___ DATA FOR PROCESSING ___

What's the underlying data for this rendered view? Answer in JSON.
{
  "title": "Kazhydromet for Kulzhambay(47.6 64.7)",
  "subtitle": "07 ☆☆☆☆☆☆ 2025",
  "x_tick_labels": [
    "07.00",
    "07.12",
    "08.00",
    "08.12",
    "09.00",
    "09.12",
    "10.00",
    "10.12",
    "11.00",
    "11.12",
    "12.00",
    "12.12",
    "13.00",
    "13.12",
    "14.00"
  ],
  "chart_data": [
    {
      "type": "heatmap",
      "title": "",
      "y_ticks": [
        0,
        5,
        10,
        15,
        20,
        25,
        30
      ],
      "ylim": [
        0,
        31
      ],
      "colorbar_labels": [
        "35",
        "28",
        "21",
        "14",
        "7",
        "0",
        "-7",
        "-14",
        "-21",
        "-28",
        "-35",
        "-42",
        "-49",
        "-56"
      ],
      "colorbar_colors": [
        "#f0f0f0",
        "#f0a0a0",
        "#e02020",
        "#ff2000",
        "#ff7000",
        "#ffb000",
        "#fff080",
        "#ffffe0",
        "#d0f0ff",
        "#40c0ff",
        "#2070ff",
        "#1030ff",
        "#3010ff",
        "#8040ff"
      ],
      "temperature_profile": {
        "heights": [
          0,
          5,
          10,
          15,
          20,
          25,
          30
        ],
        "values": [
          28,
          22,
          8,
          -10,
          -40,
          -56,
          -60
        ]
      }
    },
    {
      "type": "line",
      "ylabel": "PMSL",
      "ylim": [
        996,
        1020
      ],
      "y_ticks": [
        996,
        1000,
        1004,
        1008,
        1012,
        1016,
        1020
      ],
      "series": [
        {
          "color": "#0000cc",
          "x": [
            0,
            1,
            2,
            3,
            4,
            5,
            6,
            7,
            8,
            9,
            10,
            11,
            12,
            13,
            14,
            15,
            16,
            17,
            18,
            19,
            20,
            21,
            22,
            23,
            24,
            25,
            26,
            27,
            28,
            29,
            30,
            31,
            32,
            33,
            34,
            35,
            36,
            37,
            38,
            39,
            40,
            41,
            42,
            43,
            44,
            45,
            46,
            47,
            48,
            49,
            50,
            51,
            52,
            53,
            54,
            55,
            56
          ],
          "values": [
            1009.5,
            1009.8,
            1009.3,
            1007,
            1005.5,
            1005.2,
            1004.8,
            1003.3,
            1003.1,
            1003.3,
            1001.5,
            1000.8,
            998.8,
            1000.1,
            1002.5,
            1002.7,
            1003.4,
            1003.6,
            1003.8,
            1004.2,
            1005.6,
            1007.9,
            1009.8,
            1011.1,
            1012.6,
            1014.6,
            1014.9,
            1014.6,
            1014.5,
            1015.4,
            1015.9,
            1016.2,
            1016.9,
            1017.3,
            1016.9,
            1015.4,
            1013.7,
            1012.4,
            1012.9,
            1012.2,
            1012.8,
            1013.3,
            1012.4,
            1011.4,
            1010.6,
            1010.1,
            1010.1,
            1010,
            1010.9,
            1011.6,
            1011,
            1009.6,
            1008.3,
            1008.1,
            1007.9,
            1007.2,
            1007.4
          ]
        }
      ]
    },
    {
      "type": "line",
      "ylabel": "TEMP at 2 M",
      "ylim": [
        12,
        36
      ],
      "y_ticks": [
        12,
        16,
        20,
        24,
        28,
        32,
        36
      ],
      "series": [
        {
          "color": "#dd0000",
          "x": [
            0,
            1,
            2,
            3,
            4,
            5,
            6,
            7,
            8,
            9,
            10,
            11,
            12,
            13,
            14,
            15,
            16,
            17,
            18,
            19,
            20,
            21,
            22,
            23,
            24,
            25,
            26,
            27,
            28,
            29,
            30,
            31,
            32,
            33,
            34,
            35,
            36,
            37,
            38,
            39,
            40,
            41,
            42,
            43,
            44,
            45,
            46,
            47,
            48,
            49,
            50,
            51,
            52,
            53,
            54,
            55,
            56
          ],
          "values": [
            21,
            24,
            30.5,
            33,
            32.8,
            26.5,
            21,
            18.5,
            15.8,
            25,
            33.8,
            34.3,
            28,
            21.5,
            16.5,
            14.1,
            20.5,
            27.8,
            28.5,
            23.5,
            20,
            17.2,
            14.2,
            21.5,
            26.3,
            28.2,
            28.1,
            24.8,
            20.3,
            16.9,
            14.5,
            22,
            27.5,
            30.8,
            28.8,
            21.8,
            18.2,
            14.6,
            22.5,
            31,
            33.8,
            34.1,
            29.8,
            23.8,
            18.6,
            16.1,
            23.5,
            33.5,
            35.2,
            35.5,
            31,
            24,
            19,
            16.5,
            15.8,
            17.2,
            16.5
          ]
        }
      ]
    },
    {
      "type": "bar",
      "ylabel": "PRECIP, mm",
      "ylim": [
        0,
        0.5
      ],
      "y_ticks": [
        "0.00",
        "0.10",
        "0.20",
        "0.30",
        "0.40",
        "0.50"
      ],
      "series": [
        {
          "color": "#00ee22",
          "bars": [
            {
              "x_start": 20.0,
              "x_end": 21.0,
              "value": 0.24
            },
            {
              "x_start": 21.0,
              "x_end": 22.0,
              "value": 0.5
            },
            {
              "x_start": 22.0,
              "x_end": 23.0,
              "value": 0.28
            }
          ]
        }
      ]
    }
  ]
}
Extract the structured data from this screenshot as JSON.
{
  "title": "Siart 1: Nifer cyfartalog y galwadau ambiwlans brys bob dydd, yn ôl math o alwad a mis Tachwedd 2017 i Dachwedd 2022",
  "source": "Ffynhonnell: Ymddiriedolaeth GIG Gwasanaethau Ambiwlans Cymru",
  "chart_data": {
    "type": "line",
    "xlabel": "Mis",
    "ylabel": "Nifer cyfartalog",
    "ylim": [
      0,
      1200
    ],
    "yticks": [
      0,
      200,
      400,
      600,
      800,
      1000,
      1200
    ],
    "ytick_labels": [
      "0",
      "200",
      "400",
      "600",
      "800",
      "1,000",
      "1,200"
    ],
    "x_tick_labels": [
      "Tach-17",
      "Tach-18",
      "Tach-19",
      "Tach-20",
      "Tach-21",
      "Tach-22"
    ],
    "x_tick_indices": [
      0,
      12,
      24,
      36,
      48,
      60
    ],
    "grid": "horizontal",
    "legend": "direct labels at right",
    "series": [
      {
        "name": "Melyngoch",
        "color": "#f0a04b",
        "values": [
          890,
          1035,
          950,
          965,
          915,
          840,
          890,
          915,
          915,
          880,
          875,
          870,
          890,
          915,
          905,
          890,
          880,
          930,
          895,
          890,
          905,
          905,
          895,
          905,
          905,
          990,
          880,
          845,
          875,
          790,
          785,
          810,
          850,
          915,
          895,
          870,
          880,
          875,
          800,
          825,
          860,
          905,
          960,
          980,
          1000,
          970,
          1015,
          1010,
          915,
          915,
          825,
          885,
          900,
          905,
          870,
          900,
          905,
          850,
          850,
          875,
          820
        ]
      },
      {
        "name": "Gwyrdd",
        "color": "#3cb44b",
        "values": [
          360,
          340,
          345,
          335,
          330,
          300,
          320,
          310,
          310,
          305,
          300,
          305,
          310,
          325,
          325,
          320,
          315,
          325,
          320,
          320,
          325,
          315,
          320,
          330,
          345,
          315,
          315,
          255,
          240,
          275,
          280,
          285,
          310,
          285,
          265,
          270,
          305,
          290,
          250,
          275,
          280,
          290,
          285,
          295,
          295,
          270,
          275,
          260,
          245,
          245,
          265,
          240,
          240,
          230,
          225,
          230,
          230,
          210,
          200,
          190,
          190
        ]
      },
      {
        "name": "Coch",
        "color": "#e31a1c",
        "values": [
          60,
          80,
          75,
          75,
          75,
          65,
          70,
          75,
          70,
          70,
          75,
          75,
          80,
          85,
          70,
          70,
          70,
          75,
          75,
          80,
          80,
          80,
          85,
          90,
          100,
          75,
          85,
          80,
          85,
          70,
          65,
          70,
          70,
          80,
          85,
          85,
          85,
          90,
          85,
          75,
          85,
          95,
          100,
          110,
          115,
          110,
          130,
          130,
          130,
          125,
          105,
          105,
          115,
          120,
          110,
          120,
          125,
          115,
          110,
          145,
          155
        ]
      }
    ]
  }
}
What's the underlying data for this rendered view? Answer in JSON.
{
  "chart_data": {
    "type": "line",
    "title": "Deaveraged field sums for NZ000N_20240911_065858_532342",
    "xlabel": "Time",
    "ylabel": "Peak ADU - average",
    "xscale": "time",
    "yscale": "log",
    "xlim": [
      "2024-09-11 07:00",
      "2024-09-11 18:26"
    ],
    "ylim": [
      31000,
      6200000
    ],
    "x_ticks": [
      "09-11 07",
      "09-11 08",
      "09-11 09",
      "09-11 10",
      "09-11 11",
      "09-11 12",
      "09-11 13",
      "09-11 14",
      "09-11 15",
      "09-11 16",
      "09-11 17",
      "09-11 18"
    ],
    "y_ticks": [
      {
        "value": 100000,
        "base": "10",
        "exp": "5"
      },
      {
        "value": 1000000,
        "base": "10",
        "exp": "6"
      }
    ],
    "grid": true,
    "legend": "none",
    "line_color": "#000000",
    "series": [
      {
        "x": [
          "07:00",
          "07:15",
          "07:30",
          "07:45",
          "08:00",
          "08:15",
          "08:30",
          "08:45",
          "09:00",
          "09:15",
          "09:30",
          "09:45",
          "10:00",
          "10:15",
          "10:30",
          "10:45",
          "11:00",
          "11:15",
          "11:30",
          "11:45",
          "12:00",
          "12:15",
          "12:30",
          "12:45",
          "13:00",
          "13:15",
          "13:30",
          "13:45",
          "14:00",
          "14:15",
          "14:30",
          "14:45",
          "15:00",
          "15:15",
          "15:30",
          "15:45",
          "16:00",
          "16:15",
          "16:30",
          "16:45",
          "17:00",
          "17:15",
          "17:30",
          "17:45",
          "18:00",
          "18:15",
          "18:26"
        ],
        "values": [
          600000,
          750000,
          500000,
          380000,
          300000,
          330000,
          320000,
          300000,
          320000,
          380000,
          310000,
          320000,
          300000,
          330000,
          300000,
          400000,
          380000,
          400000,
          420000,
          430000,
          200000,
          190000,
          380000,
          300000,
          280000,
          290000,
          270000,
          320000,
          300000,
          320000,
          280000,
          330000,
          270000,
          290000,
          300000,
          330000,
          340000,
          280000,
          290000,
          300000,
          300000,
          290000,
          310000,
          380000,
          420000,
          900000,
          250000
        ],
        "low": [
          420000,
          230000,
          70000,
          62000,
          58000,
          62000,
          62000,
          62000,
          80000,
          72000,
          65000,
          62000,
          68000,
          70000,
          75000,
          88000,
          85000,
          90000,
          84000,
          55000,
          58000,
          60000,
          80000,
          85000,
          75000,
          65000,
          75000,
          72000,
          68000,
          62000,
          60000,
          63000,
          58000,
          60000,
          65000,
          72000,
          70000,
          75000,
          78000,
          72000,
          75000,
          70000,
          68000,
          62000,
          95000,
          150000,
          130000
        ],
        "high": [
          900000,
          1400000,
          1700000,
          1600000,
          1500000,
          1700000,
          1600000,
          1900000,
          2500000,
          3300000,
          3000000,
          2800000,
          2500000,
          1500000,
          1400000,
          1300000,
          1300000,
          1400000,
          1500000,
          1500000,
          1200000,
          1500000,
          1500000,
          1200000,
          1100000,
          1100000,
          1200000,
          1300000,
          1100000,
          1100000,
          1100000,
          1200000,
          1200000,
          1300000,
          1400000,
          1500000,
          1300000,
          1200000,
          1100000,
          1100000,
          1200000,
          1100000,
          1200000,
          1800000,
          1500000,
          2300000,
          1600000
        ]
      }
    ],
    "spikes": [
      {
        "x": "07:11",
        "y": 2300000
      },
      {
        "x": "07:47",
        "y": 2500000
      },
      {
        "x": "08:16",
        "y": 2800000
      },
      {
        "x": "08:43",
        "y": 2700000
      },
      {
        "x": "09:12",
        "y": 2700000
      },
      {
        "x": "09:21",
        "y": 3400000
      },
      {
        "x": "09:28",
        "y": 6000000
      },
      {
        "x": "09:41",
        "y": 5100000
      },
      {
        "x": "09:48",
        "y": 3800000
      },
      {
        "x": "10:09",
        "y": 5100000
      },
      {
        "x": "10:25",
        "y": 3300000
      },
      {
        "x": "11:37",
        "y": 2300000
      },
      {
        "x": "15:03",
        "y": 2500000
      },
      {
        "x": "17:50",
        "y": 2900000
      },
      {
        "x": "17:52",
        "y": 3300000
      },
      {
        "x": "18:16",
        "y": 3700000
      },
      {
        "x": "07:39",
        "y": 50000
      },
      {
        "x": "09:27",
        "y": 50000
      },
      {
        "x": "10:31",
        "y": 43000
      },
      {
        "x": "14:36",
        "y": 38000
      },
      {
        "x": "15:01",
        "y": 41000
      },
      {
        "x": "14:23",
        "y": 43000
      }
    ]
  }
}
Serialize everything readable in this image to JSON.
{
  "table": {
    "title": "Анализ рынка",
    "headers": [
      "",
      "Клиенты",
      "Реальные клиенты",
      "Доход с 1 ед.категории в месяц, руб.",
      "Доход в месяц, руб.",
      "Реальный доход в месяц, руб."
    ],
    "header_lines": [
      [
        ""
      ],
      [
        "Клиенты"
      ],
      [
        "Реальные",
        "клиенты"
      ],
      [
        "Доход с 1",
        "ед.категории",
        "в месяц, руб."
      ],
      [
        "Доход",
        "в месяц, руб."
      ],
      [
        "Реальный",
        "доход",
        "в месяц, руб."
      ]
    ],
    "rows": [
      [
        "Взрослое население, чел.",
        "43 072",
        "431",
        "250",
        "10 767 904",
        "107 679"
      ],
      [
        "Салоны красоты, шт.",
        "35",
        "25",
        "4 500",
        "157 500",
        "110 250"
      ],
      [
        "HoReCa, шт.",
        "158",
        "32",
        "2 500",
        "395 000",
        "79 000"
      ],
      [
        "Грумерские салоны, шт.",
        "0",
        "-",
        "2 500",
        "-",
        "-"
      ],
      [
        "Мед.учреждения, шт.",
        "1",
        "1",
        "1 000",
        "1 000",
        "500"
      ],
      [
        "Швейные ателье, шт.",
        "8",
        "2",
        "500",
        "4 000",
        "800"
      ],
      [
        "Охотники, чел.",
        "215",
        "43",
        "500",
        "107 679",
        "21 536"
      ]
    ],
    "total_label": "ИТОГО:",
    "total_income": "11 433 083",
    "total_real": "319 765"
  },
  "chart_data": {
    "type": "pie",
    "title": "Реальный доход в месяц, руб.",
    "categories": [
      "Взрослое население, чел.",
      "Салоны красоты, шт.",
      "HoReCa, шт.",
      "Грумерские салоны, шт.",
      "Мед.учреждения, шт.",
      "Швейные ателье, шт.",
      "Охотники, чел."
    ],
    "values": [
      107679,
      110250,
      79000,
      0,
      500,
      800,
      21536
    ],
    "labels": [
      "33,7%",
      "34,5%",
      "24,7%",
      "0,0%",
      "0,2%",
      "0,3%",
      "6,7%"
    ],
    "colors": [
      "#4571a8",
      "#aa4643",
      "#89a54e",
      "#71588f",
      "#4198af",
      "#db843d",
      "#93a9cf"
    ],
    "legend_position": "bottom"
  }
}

___

• EXERCISE: Copy out each line of the listing that holds "JSON".

• EXERCISE RESULT:
What's the underlying data for this rendered view? Answer in JSON.
Extract the structured data from this screenshot as JSON.
What's the underlying data for this rendered view? Answer in JSON.
Serialize everything readable in this image to JSON.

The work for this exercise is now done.